- WHAT NEEDS TO BE DONE -
Copy out the material below in full, but not its images.

Begin TASK MATERIAL

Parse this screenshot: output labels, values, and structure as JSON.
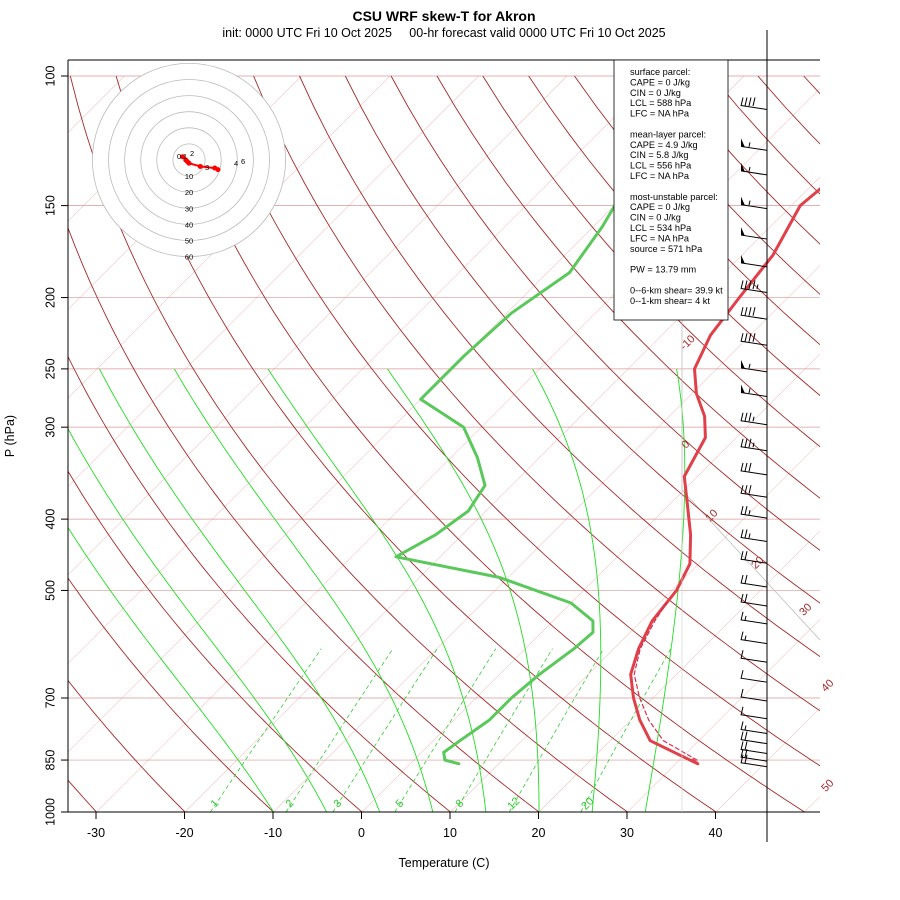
{
  "title": "CSU WRF skew-T for Akron",
  "subtitle": "init: 0000 UTC Fri 10 Oct 2025     00-hr forecast valid 0000 UTC Fri 10 Oct 2025",
  "colors": {
    "temperature": "#e0404a",
    "dewpoint": "#5ac85a",
    "parcel": "#d43050",
    "dry_adiabat": "#a52a2a",
    "moist_adiabat": "#22dd22",
    "mixing_ratio": "#33cc33",
    "isobar": "#d89999",
    "isotherm_grid": "#ebc4c4",
    "hodograph_trace": "#ff0000",
    "wind_barbs": "#000000"
  },
  "chart_data": {
    "type": "line",
    "chart_kind": "skew-T log-P diagram",
    "xlabel": "Temperature (C)",
    "ylabel": "P (hPa)",
    "x_ticks": [
      -30,
      -20,
      -10,
      0,
      10,
      20,
      30,
      40
    ],
    "y_ticks": [
      100,
      150,
      200,
      250,
      300,
      400,
      500,
      700,
      850,
      1000
    ],
    "y_scale": "log",
    "xlim": [
      -33,
      45
    ],
    "ylim": [
      1000,
      100
    ],
    "isotherm_labels": [
      -10,
      0,
      10,
      20,
      30,
      40,
      50
    ],
    "mixing_ratio_labels": [
      "1",
      "2",
      "3",
      "5",
      "8",
      "12",
      "20"
    ],
    "series": [
      {
        "key": "temperature",
        "points": [
          [
            850,
            31.5
          ],
          [
            860,
            32.5
          ],
          [
            800,
            24.5
          ],
          [
            750,
            21.0
          ],
          [
            700,
            17.8
          ],
          [
            650,
            14.8
          ],
          [
            600,
            12.8
          ],
          [
            550,
            11.2
          ],
          [
            500,
            10.5
          ],
          [
            460,
            9.0
          ],
          [
            420,
            5.8
          ],
          [
            380,
            1.8
          ],
          [
            350,
            -1.5
          ],
          [
            310,
            -3.5
          ],
          [
            290,
            -6.0
          ],
          [
            270,
            -9.5
          ],
          [
            250,
            -12.5
          ],
          [
            225,
            -14.5
          ],
          [
            200,
            -15.5
          ],
          [
            175,
            -16.5
          ],
          [
            150,
            -19.0
          ],
          [
            130,
            -18.0
          ],
          [
            115,
            -16.5
          ],
          [
            105,
            -16.0
          ]
        ]
      },
      {
        "key": "dewpoint",
        "points": [
          [
            860,
            5.5
          ],
          [
            850,
            3.5
          ],
          [
            830,
            2.5
          ],
          [
            800,
            3.0
          ],
          [
            750,
            4.0
          ],
          [
            700,
            4.0
          ],
          [
            650,
            4.5
          ],
          [
            600,
            5.5
          ],
          [
            570,
            5.8
          ],
          [
            550,
            4.5
          ],
          [
            520,
            0.0
          ],
          [
            480,
            -11.0
          ],
          [
            450,
            -25.0
          ],
          [
            420,
            -23.0
          ],
          [
            390,
            -22.0
          ],
          [
            360,
            -23.0
          ],
          [
            330,
            -27.0
          ],
          [
            300,
            -32.0
          ],
          [
            275,
            -40.0
          ],
          [
            240,
            -40.0
          ],
          [
            210,
            -39.5
          ],
          [
            185,
            -37.5
          ],
          [
            160,
            -39.0
          ],
          [
            140,
            -41.0
          ],
          [
            125,
            -42.5
          ],
          [
            110,
            -44.0
          ]
        ]
      },
      {
        "key": "parcel",
        "dashed": true,
        "points": [
          [
            850,
            32.0
          ],
          [
            800,
            26.0
          ],
          [
            750,
            22.0
          ],
          [
            700,
            18.5
          ],
          [
            650,
            15.2
          ],
          [
            600,
            13.0
          ],
          [
            550,
            11.5
          ],
          [
            520,
            10.8
          ]
        ]
      }
    ],
    "sounding_info": [
      "surface parcel:",
      "CAPE = 0 J/kg",
      "CIN = 0 J/kg",
      "LCL = 588 hPa",
      "LFC = NA hPa",
      "",
      "mean-layer parcel:",
      "CAPE = 4.9 J/kg",
      "CIN = 5.8 J/kg",
      "LCL = 556 hPa",
      "LFC = NA hPa",
      "",
      "most-unstable parcel:",
      "CAPE = 0 J/kg",
      "CIN = 0 J/kg",
      "LCL = 534 hPa",
      "LFC = NA hPa",
      "source = 571 hPa",
      "",
      "PW =  13.79 mm",
      "",
      "0--6-km shear= 39.9 kt",
      "0--1-km shear= 4 kt"
    ],
    "hodograph": {
      "ring_labels": [
        "10",
        "20",
        "30",
        "40",
        "50",
        "60"
      ],
      "point_labels": [
        "0",
        "1",
        "2",
        "3",
        "4",
        "6"
      ],
      "points_kt": [
        [
          -4,
          2
        ],
        [
          -2,
          0
        ],
        [
          -1,
          -1
        ],
        [
          0,
          -2
        ],
        [
          7,
          -4
        ],
        [
          16,
          -5
        ],
        [
          18,
          -6
        ]
      ]
    },
    "wind_barbs": {
      "levels_hpa": [
        110,
        125,
        135,
        150,
        165,
        180,
        195,
        212,
        230,
        250,
        270,
        295,
        320,
        345,
        370,
        395,
        425,
        455,
        490,
        520,
        550,
        585,
        620,
        660,
        700,
        740,
        775,
        800,
        825,
        845,
        860
      ],
      "speeds_kt": [
        40,
        55,
        55,
        55,
        50,
        50,
        45,
        40,
        40,
        55,
        55,
        35,
        35,
        30,
        30,
        25,
        25,
        20,
        20,
        20,
        15,
        15,
        10,
        10,
        10,
        10,
        15,
        20,
        20,
        20,
        20
      ]
    }
  }
}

End TASK MATERIAL

- ANSWER TO THIS EXERCISE -
Parse this screenshot: output labels, values, and structure as JSON.
{
  "title": "CSU WRF skew-T for Akron",
  "subtitle": "init: 0000 UTC Fri 10 Oct 2025     00-hr forecast valid 0000 UTC Fri 10 Oct 2025",
  "colors": {
    "temperature": "#e0404a",
    "dewpoint": "#5ac85a",
    "parcel": "#d43050",
    "dry_adiabat": "#a52a2a",
    "moist_adiabat": "#22dd22",
    "mixing_ratio": "#33cc33",
    "isobar": "#d89999",
    "isotherm_grid": "#ebc4c4",
    "hodograph_trace": "#ff0000",
    "wind_barbs": "#000000"
  },
  "chart_data": {
    "type": "line",
    "chart_kind": "skew-T log-P diagram",
    "xlabel": "Temperature (C)",
    "ylabel": "P (hPa)",
    "x_ticks": [
      -30,
      -20,
      -10,
      0,
      10,
      20,
      30,
      40
    ],
    "y_ticks": [
      100,
      150,
      200,
      250,
      300,
      400,
      500,
      700,
      850,
      1000
    ],
    "y_scale": "log",
    "xlim": [
      -33,
      45
    ],
    "ylim": [
      1000,
      100
    ],
    "isotherm_labels": [
      -10,
      0,
      10,
      20,
      30,
      40,
      50
    ],
    "mixing_ratio_labels": [
      "1",
      "2",
      "3",
      "5",
      "8",
      "12",
      "20"
    ],
    "series": [
      {
        "key": "temperature",
        "points": [
          [
            850,
            31.5
          ],
          [
            860,
            32.5
          ],
          [
            800,
            24.5
          ],
          [
            750,
            21.0
          ],
          [
            700,
            17.8
          ],
          [
            650,
            14.8
          ],
          [
            600,
            12.8
          ],
          [
            550,
            11.2
          ],
          [
            500,
            10.5
          ],
          [
            460,
            9.0
          ],
          [
            420,
            5.8
          ],
          [
            380,
            1.8
          ],
          [
            350,
            -1.5
          ],
          [
            310,
            -3.5
          ],
          [
            290,
            -6.0
          ],
          [
            270,
            -9.5
          ],
          [
            250,
            -12.5
          ],
          [
            225,
            -14.5
          ],
          [
            200,
            -15.5
          ],
          [
            175,
            -16.5
          ],
          [
            150,
            -19.0
          ],
          [
            130,
            -18.0
          ],
          [
            115,
            -16.5
          ],
          [
            105,
            -16.0
          ]
        ]
      },
      {
        "key": "dewpoint",
        "points": [
          [
            860,
            5.5
          ],
          [
            850,
            3.5
          ],
          [
            830,
            2.5
          ],
          [
            800,
            3.0
          ],
          [
            750,
            4.0
          ],
          [
            700,
            4.0
          ],
          [
            650,
            4.5
          ],
          [
            600,
            5.5
          ],
          [
            570,
            5.8
          ],
          [
            550,
            4.5
          ],
          [
            520,
            0.0
          ],
          [
            480,
            -11.0
          ],
          [
            450,
            -25.0
          ],
          [
            420,
            -23.0
          ],
          [
            390,
            -22.0
          ],
          [
            360,
            -23.0
          ],
          [
            330,
            -27.0
          ],
          [
            300,
            -32.0
          ],
          [
            275,
            -40.0
          ],
          [
            240,
            -40.0
          ],
          [
            210,
            -39.5
          ],
          [
            185,
            -37.5
          ],
          [
            160,
            -39.0
          ],
          [
            140,
            -41.0
          ],
          [
            125,
            -42.5
          ],
          [
            110,
            -44.0
          ]
        ]
      },
      {
        "key": "parcel",
        "dashed": true,
        "points": [
          [
            850,
            32.0
          ],
          [
            800,
            26.0
          ],
          [
            750,
            22.0
          ],
          [
            700,
            18.5
          ],
          [
            650,
            15.2
          ],
          [
            600,
            13.0
          ],
          [
            550,
            11.5
          ],
          [
            520,
            10.8
          ]
        ]
      }
    ],
    "sounding_info": [
      "surface parcel:",
      "CAPE = 0 J/kg",
      "CIN = 0 J/kg",
      "LCL = 588 hPa",
      "LFC = NA hPa",
      "",
      "mean-layer parcel:",
      "CAPE = 4.9 J/kg",
      "CIN = 5.8 J/kg",
      "LCL = 556 hPa",
      "LFC = NA hPa",
      "",
      "most-unstable parcel:",
      "CAPE = 0 J/kg",
      "CIN = 0 J/kg",
      "LCL = 534 hPa",
      "LFC = NA hPa",
      "source = 571 hPa",
      "",
      "PW =  13.79 mm",
      "",
      "0--6-km shear= 39.9 kt",
      "0--1-km shear= 4 kt"
    ],
    "hodograph": {
      "ring_labels": [
        "10",
        "20",
        "30",
        "40",
        "50",
        "60"
      ],
      "point_labels": [
        "0",
        "1",
        "2",
        "3",
        "4",
        "6"
      ],
      "points_kt": [
        [
          -4,
          2
        ],
        [
          -2,
          0
        ],
        [
          -1,
          -1
        ],
        [
          0,
          -2
        ],
        [
          7,
          -4
        ],
        [
          16,
          -5
        ],
        [
          18,
          -6
        ]
      ]
    },
    "wind_barbs": {
      "levels_hpa": [
        110,
        125,
        135,
        150,
        165,
        180,
        195,
        212,
        230,
        250,
        270,
        295,
        320,
        345,
        370,
        395,
        425,
        455,
        490,
        520,
        550,
        585,
        620,
        660,
        700,
        740,
        775,
        800,
        825,
        845,
        860
      ],
      "speeds_kt": [
        40,
        55,
        55,
        55,
        50,
        50,
        45,
        40,
        40,
        55,
        55,
        35,
        35,
        30,
        30,
        25,
        25,
        20,
        20,
        20,
        15,
        15,
        10,
        10,
        10,
        10,
        15,
        20,
        20,
        20,
        20
      ]
    }
  }
}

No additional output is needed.